▼▼▼
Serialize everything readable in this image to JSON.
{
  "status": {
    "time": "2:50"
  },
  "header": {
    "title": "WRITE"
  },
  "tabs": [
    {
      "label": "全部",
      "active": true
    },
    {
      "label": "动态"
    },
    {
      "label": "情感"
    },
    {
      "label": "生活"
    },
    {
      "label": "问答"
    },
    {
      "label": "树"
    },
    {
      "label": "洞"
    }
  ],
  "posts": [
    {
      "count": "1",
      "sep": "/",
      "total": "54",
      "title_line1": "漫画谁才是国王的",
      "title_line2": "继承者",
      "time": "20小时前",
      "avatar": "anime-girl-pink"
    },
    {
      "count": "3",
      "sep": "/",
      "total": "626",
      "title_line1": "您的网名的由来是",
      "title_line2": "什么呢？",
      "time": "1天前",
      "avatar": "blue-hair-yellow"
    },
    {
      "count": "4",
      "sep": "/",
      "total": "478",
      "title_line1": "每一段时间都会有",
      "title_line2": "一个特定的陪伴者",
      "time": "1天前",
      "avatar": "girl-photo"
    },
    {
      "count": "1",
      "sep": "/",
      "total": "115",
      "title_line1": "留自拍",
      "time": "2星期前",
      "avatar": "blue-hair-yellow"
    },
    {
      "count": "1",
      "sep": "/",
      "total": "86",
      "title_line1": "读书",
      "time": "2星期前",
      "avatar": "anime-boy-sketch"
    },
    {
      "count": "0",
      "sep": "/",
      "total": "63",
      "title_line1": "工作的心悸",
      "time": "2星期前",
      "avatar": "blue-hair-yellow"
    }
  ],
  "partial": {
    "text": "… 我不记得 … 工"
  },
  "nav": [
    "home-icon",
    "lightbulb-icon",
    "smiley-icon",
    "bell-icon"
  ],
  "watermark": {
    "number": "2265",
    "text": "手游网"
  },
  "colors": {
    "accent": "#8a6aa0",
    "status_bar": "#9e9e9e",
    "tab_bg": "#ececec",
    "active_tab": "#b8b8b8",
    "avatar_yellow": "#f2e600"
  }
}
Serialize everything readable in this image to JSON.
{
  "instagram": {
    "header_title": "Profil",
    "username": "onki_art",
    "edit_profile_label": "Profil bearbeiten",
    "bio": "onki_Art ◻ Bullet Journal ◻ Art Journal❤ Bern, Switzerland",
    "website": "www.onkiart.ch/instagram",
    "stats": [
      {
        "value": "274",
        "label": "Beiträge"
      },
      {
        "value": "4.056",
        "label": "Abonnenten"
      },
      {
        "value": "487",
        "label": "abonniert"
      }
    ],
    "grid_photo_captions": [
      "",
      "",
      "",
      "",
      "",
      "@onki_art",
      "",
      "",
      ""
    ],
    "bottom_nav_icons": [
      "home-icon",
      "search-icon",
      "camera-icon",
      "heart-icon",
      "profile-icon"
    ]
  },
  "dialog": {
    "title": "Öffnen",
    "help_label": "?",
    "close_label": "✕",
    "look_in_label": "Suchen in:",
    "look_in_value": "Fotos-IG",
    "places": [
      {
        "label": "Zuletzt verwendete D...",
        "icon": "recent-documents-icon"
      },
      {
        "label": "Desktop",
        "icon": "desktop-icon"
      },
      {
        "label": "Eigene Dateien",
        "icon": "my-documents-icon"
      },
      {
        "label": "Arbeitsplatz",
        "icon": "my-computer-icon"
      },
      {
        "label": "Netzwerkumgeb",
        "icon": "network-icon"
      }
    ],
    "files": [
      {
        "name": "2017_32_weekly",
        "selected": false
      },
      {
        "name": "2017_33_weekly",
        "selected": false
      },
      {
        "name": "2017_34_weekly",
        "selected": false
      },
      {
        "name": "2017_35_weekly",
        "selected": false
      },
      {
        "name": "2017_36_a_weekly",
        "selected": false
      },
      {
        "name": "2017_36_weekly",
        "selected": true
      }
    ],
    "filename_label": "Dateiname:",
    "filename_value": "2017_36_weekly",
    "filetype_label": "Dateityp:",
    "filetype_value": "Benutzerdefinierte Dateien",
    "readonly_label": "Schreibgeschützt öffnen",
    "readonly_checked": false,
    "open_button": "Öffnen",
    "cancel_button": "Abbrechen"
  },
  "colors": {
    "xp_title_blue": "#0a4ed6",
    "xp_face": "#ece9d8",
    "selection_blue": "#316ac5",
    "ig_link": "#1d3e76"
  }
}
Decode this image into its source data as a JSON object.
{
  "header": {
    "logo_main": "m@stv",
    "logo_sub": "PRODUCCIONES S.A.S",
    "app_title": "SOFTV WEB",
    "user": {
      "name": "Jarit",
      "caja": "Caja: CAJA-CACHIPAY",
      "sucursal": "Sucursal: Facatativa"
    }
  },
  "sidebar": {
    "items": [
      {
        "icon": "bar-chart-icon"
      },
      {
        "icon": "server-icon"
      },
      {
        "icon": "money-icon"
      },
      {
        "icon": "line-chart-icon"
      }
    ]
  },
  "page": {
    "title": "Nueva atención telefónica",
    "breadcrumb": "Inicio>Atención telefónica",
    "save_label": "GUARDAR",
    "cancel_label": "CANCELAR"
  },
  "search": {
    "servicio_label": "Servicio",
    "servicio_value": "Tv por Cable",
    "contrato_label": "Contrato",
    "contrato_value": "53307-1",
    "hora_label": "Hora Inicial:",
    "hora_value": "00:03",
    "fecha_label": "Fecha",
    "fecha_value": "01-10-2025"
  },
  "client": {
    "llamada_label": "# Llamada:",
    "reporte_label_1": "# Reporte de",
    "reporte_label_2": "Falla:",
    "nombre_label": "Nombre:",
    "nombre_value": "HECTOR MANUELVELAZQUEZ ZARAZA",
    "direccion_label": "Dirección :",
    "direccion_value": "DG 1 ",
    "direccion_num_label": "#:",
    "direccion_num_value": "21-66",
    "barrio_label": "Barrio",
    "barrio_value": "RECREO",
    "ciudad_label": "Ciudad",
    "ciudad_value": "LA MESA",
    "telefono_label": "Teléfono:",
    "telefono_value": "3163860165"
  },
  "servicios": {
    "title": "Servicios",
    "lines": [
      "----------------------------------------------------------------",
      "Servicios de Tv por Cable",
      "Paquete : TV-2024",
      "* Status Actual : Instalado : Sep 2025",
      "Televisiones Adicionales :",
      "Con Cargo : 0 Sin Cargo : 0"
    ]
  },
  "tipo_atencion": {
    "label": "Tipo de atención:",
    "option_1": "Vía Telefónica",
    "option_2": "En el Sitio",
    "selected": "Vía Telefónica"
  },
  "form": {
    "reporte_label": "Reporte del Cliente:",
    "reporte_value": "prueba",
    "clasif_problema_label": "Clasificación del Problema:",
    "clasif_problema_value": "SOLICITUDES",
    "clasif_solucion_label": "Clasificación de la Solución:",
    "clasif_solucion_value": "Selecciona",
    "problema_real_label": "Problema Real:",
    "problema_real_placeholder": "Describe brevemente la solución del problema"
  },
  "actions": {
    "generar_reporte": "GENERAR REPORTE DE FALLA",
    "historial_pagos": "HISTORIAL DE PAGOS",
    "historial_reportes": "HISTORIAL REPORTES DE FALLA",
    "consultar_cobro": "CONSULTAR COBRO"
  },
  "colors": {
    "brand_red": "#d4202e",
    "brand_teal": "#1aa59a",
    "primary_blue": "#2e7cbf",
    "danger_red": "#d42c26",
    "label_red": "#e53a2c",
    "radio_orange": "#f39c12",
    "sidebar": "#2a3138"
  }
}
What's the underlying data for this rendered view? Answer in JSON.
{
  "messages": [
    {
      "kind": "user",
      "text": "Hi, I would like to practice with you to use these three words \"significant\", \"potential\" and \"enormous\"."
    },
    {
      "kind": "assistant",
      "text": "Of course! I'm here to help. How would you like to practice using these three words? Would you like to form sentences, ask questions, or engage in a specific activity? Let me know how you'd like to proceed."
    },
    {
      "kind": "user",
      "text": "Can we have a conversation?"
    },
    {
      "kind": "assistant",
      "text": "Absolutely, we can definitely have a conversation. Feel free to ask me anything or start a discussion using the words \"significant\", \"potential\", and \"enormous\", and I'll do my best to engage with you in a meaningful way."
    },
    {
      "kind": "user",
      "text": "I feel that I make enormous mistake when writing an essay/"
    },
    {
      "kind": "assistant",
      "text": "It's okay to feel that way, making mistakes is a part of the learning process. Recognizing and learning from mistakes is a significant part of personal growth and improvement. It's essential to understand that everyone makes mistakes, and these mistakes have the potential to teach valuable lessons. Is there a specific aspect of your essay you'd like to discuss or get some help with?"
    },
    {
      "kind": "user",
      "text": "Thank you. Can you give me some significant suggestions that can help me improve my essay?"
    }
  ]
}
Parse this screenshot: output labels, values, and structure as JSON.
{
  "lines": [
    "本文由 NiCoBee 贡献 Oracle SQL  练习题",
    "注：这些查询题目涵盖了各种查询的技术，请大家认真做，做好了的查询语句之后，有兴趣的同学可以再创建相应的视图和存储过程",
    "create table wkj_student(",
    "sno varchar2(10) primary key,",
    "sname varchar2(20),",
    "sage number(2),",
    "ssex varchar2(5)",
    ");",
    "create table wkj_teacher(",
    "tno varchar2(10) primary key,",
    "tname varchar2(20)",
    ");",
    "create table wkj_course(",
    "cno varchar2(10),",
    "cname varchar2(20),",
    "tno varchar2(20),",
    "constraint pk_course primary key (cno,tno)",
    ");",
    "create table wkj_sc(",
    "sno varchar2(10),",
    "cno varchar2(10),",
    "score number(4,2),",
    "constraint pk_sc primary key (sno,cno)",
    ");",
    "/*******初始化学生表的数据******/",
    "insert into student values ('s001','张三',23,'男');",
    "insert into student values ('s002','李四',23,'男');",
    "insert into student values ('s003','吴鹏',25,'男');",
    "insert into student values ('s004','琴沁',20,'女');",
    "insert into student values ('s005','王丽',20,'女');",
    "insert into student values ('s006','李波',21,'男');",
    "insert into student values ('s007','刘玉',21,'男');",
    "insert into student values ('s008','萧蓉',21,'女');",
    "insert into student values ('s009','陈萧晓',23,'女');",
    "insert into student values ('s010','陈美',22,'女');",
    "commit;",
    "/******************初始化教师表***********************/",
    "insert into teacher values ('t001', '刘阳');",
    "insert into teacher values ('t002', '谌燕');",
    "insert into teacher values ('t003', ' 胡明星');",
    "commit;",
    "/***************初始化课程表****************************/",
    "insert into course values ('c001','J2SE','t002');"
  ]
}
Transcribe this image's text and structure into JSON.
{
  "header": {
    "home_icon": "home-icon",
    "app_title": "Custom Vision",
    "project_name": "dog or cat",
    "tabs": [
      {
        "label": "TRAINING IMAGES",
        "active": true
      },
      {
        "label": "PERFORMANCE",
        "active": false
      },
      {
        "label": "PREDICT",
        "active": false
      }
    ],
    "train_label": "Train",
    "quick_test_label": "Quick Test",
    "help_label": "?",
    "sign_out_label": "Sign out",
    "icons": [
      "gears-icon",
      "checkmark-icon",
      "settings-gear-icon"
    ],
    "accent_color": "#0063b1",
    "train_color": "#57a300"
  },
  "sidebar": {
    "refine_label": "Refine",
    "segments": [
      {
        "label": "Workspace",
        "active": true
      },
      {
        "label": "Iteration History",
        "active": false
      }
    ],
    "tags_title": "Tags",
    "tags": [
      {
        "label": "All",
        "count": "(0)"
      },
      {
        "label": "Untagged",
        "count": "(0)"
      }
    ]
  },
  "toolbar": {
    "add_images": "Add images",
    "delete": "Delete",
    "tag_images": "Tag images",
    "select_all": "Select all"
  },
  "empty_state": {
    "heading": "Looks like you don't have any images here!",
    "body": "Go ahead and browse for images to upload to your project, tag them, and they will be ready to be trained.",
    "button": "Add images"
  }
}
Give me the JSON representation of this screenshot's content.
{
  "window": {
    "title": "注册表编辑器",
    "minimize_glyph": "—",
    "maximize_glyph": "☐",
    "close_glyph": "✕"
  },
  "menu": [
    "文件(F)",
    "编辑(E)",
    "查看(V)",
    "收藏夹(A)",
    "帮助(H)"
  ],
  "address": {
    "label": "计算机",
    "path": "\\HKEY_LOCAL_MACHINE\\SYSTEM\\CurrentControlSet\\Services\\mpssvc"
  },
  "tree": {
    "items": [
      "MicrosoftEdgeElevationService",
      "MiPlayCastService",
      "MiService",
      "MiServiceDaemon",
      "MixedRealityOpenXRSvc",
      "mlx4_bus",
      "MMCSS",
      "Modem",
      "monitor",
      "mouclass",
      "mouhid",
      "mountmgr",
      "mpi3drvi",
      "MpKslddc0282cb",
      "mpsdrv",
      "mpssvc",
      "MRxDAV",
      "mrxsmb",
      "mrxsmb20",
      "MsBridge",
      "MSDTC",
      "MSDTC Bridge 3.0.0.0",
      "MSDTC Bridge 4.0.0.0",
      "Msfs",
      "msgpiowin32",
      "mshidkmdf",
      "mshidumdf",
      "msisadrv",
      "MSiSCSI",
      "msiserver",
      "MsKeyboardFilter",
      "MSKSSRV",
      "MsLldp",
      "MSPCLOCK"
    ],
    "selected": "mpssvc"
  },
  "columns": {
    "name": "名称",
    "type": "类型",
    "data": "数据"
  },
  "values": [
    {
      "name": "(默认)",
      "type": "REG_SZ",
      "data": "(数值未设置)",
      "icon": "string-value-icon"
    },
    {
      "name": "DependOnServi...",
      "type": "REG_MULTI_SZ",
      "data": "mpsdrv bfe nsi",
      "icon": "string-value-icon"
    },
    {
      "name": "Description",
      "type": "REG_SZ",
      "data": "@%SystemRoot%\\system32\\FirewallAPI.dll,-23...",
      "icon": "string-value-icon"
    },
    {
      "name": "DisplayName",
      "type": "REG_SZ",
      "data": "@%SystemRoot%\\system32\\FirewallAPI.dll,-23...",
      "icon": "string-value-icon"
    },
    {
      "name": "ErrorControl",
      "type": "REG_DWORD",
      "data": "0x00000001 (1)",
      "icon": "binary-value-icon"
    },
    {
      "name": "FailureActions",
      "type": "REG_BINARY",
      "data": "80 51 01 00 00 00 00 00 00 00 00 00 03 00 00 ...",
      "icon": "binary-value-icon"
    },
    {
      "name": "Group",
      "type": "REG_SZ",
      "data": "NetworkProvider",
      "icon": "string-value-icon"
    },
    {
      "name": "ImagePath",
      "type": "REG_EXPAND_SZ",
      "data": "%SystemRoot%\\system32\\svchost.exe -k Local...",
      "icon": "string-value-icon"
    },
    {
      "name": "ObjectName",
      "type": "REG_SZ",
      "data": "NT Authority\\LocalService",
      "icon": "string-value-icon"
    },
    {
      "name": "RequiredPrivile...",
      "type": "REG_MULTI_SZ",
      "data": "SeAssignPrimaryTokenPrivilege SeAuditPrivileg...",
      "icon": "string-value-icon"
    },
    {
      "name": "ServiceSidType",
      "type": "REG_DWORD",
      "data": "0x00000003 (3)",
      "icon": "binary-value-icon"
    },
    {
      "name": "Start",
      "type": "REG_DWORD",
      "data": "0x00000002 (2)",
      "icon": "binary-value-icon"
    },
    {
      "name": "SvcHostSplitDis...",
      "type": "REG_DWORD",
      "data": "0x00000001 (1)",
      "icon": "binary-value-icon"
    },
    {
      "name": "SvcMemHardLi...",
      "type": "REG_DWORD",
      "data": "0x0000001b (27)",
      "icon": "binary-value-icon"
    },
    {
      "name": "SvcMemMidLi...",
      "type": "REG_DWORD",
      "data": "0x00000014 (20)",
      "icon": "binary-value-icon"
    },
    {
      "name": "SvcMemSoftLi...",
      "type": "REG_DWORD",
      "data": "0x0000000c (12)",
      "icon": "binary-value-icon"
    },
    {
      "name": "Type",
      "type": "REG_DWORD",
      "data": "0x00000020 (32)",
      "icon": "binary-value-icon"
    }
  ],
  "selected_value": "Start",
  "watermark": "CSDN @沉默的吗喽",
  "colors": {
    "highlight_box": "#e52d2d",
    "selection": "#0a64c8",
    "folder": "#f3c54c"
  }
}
▲▲▲
Copy each line above that contains the word "significant".

      "text": "Hi, I would like to practice with you to use these three words \"significant\", \"potential\" and \"enormous\"."
      "text": "Absolutely, we can definitely have a conversation. Feel free to ask me anything or start a discussion using the words \"significant\", \"potential\", and \"enormous\", and I'll do my best to engage with you in a meaningful way."
      "text": "It's okay to feel that way, making mistakes is a part of the learning process. Recognizing and learning from mistakes is a significant part of personal growth and improvement. It's essential to understand that everyone makes mistakes, and these mistakes have the potential to teach valuable lessons. Is there a specific aspect of your essay you'd like to discuss or get some help with?"
      "text": "Thank you. Can you give me some significant suggestions that can help me improve my essay?"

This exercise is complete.